> _REQUIRED WORK_:
Repeat each record exactly. Any picture gets left out.

> _RECORD LIST_:
§ §
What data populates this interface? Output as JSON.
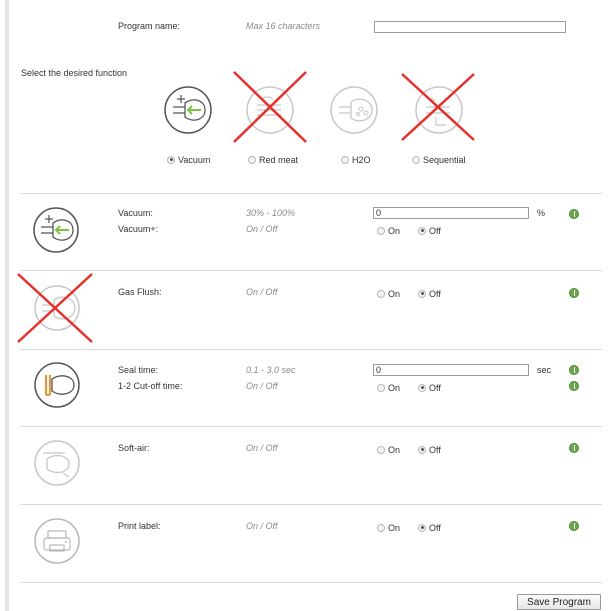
{
  "program": {
    "name_label": "Program name:",
    "name_hint": "Max 16 characters",
    "name_value": ""
  },
  "function_select": {
    "title": "Select the desired function",
    "options": [
      {
        "label": "Vacuum",
        "icon": "vacuum-icon",
        "checked": true,
        "disabled": false
      },
      {
        "label": "Red meat",
        "icon": "red-meat-icon",
        "checked": false,
        "disabled": true
      },
      {
        "label": "H2O",
        "icon": "h2o-icon",
        "checked": false,
        "disabled": false
      },
      {
        "label": "Sequential",
        "icon": "sequential-icon",
        "checked": false,
        "disabled": true
      }
    ]
  },
  "vacuum": {
    "label": "Vacuum:",
    "range": "30% - 100%",
    "value": "0",
    "unit": "%",
    "plus_label": "Vacuum+:",
    "plus_range": "On / Off",
    "plus_on": "On",
    "plus_off": "Off",
    "plus_state": "off"
  },
  "gas_flush": {
    "label": "Gas Flush:",
    "range": "On / Off",
    "on": "On",
    "off": "Off",
    "state": "off",
    "disabled": true
  },
  "seal": {
    "label": "Seal time:",
    "range": "0.1 - 3.0 sec",
    "value": "0",
    "unit": "sec",
    "cutoff_label": "1-2 Cut-off time:",
    "cutoff_range": "On / Off",
    "cutoff_on": "On",
    "cutoff_off": "Off",
    "cutoff_state": "off"
  },
  "soft_air": {
    "label": "Soft-air:",
    "range": "On / Off",
    "on": "On",
    "off": "Off",
    "state": "off"
  },
  "print_label": {
    "label": "Print label:",
    "range": "On / Off",
    "on": "On",
    "off": "Off",
    "state": "off"
  },
  "actions": {
    "save": "Save Program"
  },
  "colors": {
    "accent_green": "#7cc242",
    "cross_red": "#e8302a",
    "seal_orange": "#e39a3c",
    "info_green": "#6aa84f"
  }
}
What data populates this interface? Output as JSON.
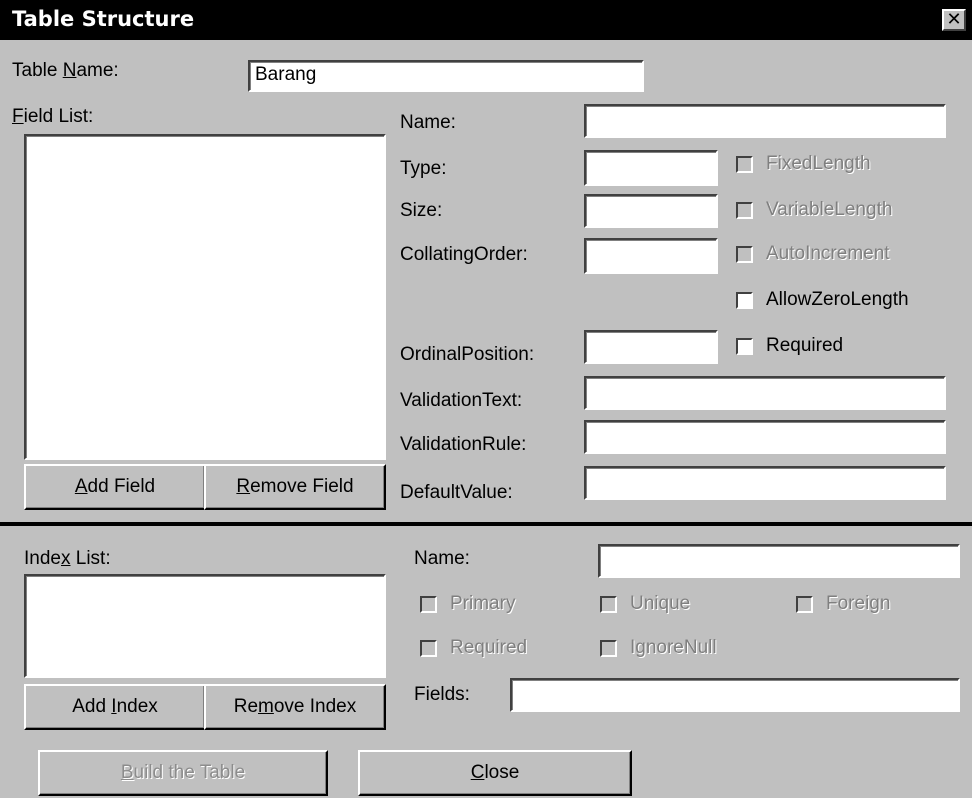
{
  "window": {
    "title": "Table Structure",
    "close_glyph": "✕"
  },
  "table": {
    "name_label": "Table Name:",
    "name_value": "Barang"
  },
  "field_list": {
    "label": "Field List:"
  },
  "field": {
    "name_label": "Name:",
    "type_label": "Type:",
    "size_label": "Size:",
    "collating_label": "CollatingOrder:",
    "ordinal_label": "OrdinalPosition:",
    "validation_text_label": "ValidationText:",
    "validation_rule_label": "ValidationRule:",
    "default_value_label": "DefaultValue:",
    "fixed_length": "FixedLength",
    "variable_length": "VariableLength",
    "auto_increment": "AutoIncrement",
    "allow_zero_length": "AllowZeroLength",
    "required": "Required"
  },
  "buttons": {
    "add_field": "Add Field",
    "remove_field": "Remove Field",
    "add_index": "Add Index",
    "remove_index": "Remove Index",
    "build_table": "Build the Table",
    "close": "Close"
  },
  "index_list": {
    "label": "Index List:"
  },
  "index": {
    "name_label": "Name:",
    "primary": "Primary",
    "unique": "Unique",
    "foreign": "Foreign",
    "required": "Required",
    "ignore_null": "IgnoreNull",
    "fields_label": "Fields:"
  },
  "mnemonics": {
    "table_name": {
      "before": "Table ",
      "key": "N",
      "after": "ame:"
    },
    "field_list": {
      "before": "",
      "key": "F",
      "after": "ield List:"
    },
    "index_list": {
      "before": "Inde",
      "key": "x",
      "after": " List:"
    },
    "add_field": {
      "before": "",
      "key": "A",
      "after": "dd Field"
    },
    "remove_field": {
      "before": "",
      "key": "R",
      "after": "emove Field"
    },
    "add_index": {
      "before": "Add ",
      "key": "I",
      "after": "ndex"
    },
    "remove_index": {
      "before": "Re",
      "key": "m",
      "after": "ove Index"
    },
    "build_table": {
      "before": "",
      "key": "B",
      "after": "uild the Table"
    },
    "close": {
      "before": "",
      "key": "C",
      "after": "lose"
    }
  }
}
§ §
> _TASK RESPONSE_:
What data populates this interface? Output as JSON.
{
  "program": {
    "name_label": "Program name:",
    "name_hint": "Max 16 characters",
    "name_value": ""
  },
  "function_select": {
    "title": "Select the desired function",
    "options": [
      {
        "label": "Vacuum",
        "icon": "vacuum-icon",
        "checked": true,
        "disabled": false
      },
      {
        "label": "Red meat",
        "icon": "red-meat-icon",
        "checked": false,
        "disabled": true
      },
      {
        "label": "H2O",
        "icon": "h2o-icon",
        "checked": false,
        "disabled": false
      },
      {
        "label": "Sequential",
        "icon": "sequential-icon",
        "checked": false,
        "disabled": true
      }
    ]
  },
  "vacuum": {
    "label": "Vacuum:",
    "range": "30% - 100%",
    "value": "0",
    "unit": "%",
    "plus_label": "Vacuum+:",
    "plus_range": "On / Off",
    "plus_on": "On",
    "plus_off": "Off",
    "plus_state": "off"
  },
  "gas_flush": {
    "label": "Gas Flush:",
    "range": "On / Off",
    "on": "On",
    "off": "Off",
    "state": "off",
    "disabled": true
  },
  "seal": {
    "label": "Seal time:",
    "range": "0.1 - 3.0 sec",
    "value": "0",
    "unit": "sec",
    "cutoff_label": "1-2 Cut-off time:",
    "cutoff_range": "On / Off",
    "cutoff_on": "On",
    "cutoff_off": "Off",
    "cutoff_state": "off"
  },
  "soft_air": {
    "label": "Soft-air:",
    "range": "On / Off",
    "on": "On",
    "off": "Off",
    "state": "off"
  },
  "print_label": {
    "label": "Print label:",
    "range": "On / Off",
    "on": "On",
    "off": "Off",
    "state": "off"
  },
  "actions": {
    "save": "Save Program"
  },
  "colors": {
    "accent_green": "#7cc242",
    "cross_red": "#e8302a",
    "seal_orange": "#e39a3c",
    "info_green": "#6aa84f"
  }
}
What data populates this interface? Output as JSON.
{
  "window": {
    "title": "Table Structure",
    "close_glyph": "✕"
  },
  "table": {
    "name_label": "Table Name:",
    "name_value": "Barang"
  },
  "field_list": {
    "label": "Field List:"
  },
  "field": {
    "name_label": "Name:",
    "type_label": "Type:",
    "size_label": "Size:",
    "collating_label": "CollatingOrder:",
    "ordinal_label": "OrdinalPosition:",
    "validation_text_label": "ValidationText:",
    "validation_rule_label": "ValidationRule:",
    "default_value_label": "DefaultValue:",
    "fixed_length": "FixedLength",
    "variable_length": "VariableLength",
    "auto_increment": "AutoIncrement",
    "allow_zero_length": "AllowZeroLength",
    "required": "Required"
  },
  "buttons": {
    "add_field": "Add Field",
    "remove_field": "Remove Field",
    "add_index": "Add Index",
    "remove_index": "Remove Index",
    "build_table": "Build the Table",
    "close": "Close"
  },
  "index_list": {
    "label": "Index List:"
  },
  "index": {
    "name_label": "Name:",
    "primary": "Primary",
    "unique": "Unique",
    "foreign": "Foreign",
    "required": "Required",
    "ignore_null": "IgnoreNull",
    "fields_label": "Fields:"
  },
  "mnemonics": {
    "table_name": {
      "before": "Table ",
      "key": "N",
      "after": "ame:"
    },
    "field_list": {
      "before": "",
      "key": "F",
      "after": "ield List:"
    },
    "index_list": {
      "before": "Inde",
      "key": "x",
      "after": " List:"
    },
    "add_field": {
      "before": "",
      "key": "A",
      "after": "dd Field"
    },
    "remove_field": {
      "before": "",
      "key": "R",
      "after": "emove Field"
    },
    "add_index": {
      "before": "Add ",
      "key": "I",
      "after": "ndex"
    },
    "remove_index": {
      "before": "Re",
      "key": "m",
      "after": "ove Index"
    },
    "build_table": {
      "before": "",
      "key": "B",
      "after": "uild the Table"
    },
    "close": {
      "before": "",
      "key": "C",
      "after": "lose"
    }
  }
}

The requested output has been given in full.